# EXERCISE PROMPT
Output the data below in full, byte for byte. Nothing may differ.
** Begin SUPPLIED RECORDS **
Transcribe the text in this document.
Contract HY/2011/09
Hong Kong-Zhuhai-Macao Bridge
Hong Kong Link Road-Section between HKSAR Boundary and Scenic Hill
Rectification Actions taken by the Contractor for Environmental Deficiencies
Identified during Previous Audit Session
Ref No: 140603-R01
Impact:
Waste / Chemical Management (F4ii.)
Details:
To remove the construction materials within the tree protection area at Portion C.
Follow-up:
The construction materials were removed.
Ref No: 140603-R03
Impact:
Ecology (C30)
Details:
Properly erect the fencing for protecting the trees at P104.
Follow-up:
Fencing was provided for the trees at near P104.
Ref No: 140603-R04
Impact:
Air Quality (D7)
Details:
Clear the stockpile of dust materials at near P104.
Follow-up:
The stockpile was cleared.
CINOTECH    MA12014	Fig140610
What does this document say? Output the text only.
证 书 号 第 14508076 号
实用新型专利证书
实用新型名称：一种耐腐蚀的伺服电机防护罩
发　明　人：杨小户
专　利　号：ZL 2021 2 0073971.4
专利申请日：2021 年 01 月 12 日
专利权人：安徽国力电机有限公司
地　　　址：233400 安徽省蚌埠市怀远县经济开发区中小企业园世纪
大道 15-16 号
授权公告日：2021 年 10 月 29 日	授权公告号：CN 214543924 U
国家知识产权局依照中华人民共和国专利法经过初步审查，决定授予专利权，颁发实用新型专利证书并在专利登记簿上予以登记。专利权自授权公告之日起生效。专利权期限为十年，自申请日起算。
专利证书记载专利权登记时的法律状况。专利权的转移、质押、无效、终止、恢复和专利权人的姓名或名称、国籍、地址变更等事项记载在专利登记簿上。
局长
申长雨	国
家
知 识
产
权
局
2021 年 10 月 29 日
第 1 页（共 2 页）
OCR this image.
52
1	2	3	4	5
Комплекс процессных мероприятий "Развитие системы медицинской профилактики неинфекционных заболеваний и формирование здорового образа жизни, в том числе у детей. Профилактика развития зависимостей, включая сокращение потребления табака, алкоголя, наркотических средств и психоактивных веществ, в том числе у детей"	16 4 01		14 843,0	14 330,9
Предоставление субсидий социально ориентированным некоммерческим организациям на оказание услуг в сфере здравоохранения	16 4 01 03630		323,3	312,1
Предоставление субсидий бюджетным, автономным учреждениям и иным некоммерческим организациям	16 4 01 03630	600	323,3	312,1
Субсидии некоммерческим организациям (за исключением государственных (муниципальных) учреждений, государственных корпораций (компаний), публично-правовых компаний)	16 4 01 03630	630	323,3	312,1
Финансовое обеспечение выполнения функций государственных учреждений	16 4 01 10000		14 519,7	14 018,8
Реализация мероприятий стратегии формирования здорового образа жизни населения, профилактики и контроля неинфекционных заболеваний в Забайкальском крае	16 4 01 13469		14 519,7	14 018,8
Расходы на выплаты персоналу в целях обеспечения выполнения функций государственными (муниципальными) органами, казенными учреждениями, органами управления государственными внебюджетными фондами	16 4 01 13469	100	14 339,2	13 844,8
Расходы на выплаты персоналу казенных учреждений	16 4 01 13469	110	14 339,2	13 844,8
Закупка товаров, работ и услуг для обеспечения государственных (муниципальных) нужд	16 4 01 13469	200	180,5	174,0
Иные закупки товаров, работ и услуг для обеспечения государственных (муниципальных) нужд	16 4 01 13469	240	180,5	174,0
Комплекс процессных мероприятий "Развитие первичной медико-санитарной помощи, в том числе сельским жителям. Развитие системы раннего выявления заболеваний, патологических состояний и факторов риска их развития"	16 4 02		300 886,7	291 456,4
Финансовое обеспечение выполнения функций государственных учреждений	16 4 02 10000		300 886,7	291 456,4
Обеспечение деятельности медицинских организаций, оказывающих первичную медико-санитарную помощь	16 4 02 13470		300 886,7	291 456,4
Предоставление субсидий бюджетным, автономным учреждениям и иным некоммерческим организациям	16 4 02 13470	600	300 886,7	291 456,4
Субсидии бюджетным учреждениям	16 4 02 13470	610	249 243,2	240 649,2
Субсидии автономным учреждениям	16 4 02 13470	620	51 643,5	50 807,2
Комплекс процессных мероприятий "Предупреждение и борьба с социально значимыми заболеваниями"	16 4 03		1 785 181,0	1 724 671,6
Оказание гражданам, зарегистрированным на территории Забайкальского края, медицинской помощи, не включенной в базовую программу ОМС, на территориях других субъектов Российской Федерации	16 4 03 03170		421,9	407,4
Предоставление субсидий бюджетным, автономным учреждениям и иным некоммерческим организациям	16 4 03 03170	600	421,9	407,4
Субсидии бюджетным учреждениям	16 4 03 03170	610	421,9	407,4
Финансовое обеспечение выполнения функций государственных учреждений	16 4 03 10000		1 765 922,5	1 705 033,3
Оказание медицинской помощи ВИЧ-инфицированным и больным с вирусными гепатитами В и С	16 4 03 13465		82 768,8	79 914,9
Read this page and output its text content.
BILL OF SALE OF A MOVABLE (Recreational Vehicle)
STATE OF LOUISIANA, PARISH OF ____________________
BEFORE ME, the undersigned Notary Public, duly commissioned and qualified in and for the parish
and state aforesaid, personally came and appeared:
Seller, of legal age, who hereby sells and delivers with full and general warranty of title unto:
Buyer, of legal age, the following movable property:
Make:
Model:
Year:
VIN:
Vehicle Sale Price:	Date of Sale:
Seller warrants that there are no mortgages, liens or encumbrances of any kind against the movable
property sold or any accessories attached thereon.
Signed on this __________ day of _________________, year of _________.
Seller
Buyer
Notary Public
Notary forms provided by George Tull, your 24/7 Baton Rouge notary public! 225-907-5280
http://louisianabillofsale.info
** End SUPPLIED RECORDS **
# REPLY
Transcribe the text in this document.
Contract HY/2011/09
Hong Kong-Zhuhai-Macao Bridge
Hong Kong Link Road-Section between HKSAR Boundary and Scenic Hill
Rectification Actions taken by the Contractor for Environmental Deficiencies
Identified during Previous Audit Session
Ref No: 140603-R01
Impact:
Waste / Chemical Management (F4ii.)
Details:
To remove the construction materials within the tree protection area at Portion C.
Follow-up:
The construction materials were removed.
Ref No: 140603-R03
Impact:
Ecology (C30)
Details:
Properly erect the fencing for protecting the trees at P104.
Follow-up:
Fencing was provided for the trees at near P104.
Ref No: 140603-R04
Impact:
Air Quality (D7)
Details:
Clear the stockpile of dust materials at near P104.
Follow-up:
The stockpile was cleared.
CINOTECH    MA12014	Fig140610
What does this document say? Output the text only.
证 书 号 第 14508076 号
实用新型专利证书
实用新型名称：一种耐腐蚀的伺服电机防护罩
发　明　人：杨小户
专　利　号：ZL 2021 2 0073971.4
专利申请日：2021 年 01 月 12 日
专利权人：安徽国力电机有限公司
地　　　址：233400 安徽省蚌埠市怀远县经济开发区中小企业园世纪
大道 15-16 号
授权公告日：2021 年 10 月 29 日	授权公告号：CN 214543924 U
国家知识产权局依照中华人民共和国专利法经过初步审查，决定授予专利权，颁发实用新型专利证书并在专利登记簿上予以登记。专利权自授权公告之日起生效。专利权期限为十年，自申请日起算。
专利证书记载专利权登记时的法律状况。专利权的转移、质押、无效、终止、恢复和专利权人的姓名或名称、国籍、地址变更等事项记载在专利登记簿上。
局长
申长雨	国
家
知 识
产
权
局
2021 年 10 月 29 日
第 1 页（共 2 页）
OCR this image.
52
1	2	3	4	5
Комплекс процессных мероприятий "Развитие системы медицинской профилактики неинфекционных заболеваний и формирование здорового образа жизни, в том числе у детей. Профилактика развития зависимостей, включая сокращение потребления табака, алкоголя, наркотических средств и психоактивных веществ, в том числе у детей"	16 4 01		14 843,0	14 330,9
Предоставление субсидий социально ориентированным некоммерческим организациям на оказание услуг в сфере здравоохранения	16 4 01 03630		323,3	312,1
Предоставление субсидий бюджетным, автономным учреждениям и иным некоммерческим организациям	16 4 01 03630	600	323,3	312,1
Субсидии некоммерческим организациям (за исключением государственных (муниципальных) учреждений, государственных корпораций (компаний), публично-правовых компаний)	16 4 01 03630	630	323,3	312,1
Финансовое обеспечение выполнения функций государственных учреждений	16 4 01 10000		14 519,7	14 018,8
Реализация мероприятий стратегии формирования здорового образа жизни населения, профилактики и контроля неинфекционных заболеваний в Забайкальском крае	16 4 01 13469		14 519,7	14 018,8
Расходы на выплаты персоналу в целях обеспечения выполнения функций государственными (муниципальными) органами, казенными учреждениями, органами управления государственными внебюджетными фондами	16 4 01 13469	100	14 339,2	13 844,8
Расходы на выплаты персоналу казенных учреждений	16 4 01 13469	110	14 339,2	13 844,8
Закупка товаров, работ и услуг для обеспечения государственных (муниципальных) нужд	16 4 01 13469	200	180,5	174,0
Иные закупки товаров, работ и услуг для обеспечения государственных (муниципальных) нужд	16 4 01 13469	240	180,5	174,0
Комплекс процессных мероприятий "Развитие первичной медико-санитарной помощи, в том числе сельским жителям. Развитие системы раннего выявления заболеваний, патологических состояний и факторов риска их развития"	16 4 02		300 886,7	291 456,4
Финансовое обеспечение выполнения функций государственных учреждений	16 4 02 10000		300 886,7	291 456,4
Обеспечение деятельности медицинских организаций, оказывающих первичную медико-санитарную помощь	16 4 02 13470		300 886,7	291 456,4
Предоставление субсидий бюджетным, автономным учреждениям и иным некоммерческим организациям	16 4 02 13470	600	300 886,7	291 456,4
Субсидии бюджетным учреждениям	16 4 02 13470	610	249 243,2	240 649,2
Субсидии автономным учреждениям	16 4 02 13470	620	51 643,5	50 807,2
Комплекс процессных мероприятий "Предупреждение и борьба с социально значимыми заболеваниями"	16 4 03		1 785 181,0	1 724 671,6
Оказание гражданам, зарегистрированным на территории Забайкальского края, медицинской помощи, не включенной в базовую программу ОМС, на территориях других субъектов Российской Федерации	16 4 03 03170		421,9	407,4
Предоставление субсидий бюджетным, автономным учреждениям и иным некоммерческим организациям	16 4 03 03170	600	421,9	407,4
Субсидии бюджетным учреждениям	16 4 03 03170	610	421,9	407,4
Финансовое обеспечение выполнения функций государственных учреждений	16 4 03 10000		1 765 922,5	1 705 033,3
Оказание медицинской помощи ВИЧ-инфицированным и больным с вирусными гепатитами В и С	16 4 03 13465		82 768,8	79 914,9
Read this page and output its text content.
BILL OF SALE OF A MOVABLE (Recreational Vehicle)
STATE OF LOUISIANA, PARISH OF ____________________
BEFORE ME, the undersigned Notary Public, duly commissioned and qualified in and for the parish
and state aforesaid, personally came and appeared:
Seller, of legal age, who hereby sells and delivers with full and general warranty of title unto:
Buyer, of legal age, the following movable property:
Make:
Model:
Year:
VIN:
Vehicle Sale Price:	Date of Sale:
Seller warrants that there are no mortgages, liens or encumbrances of any kind against the movable
property sold or any accessories attached thereon.
Signed on this __________ day of _________________, year of _________.
Seller
Buyer
Notary Public
Notary forms provided by George Tull, your 24/7 Baton Rouge notary public! 225-907-5280
http://louisianabillofsale.info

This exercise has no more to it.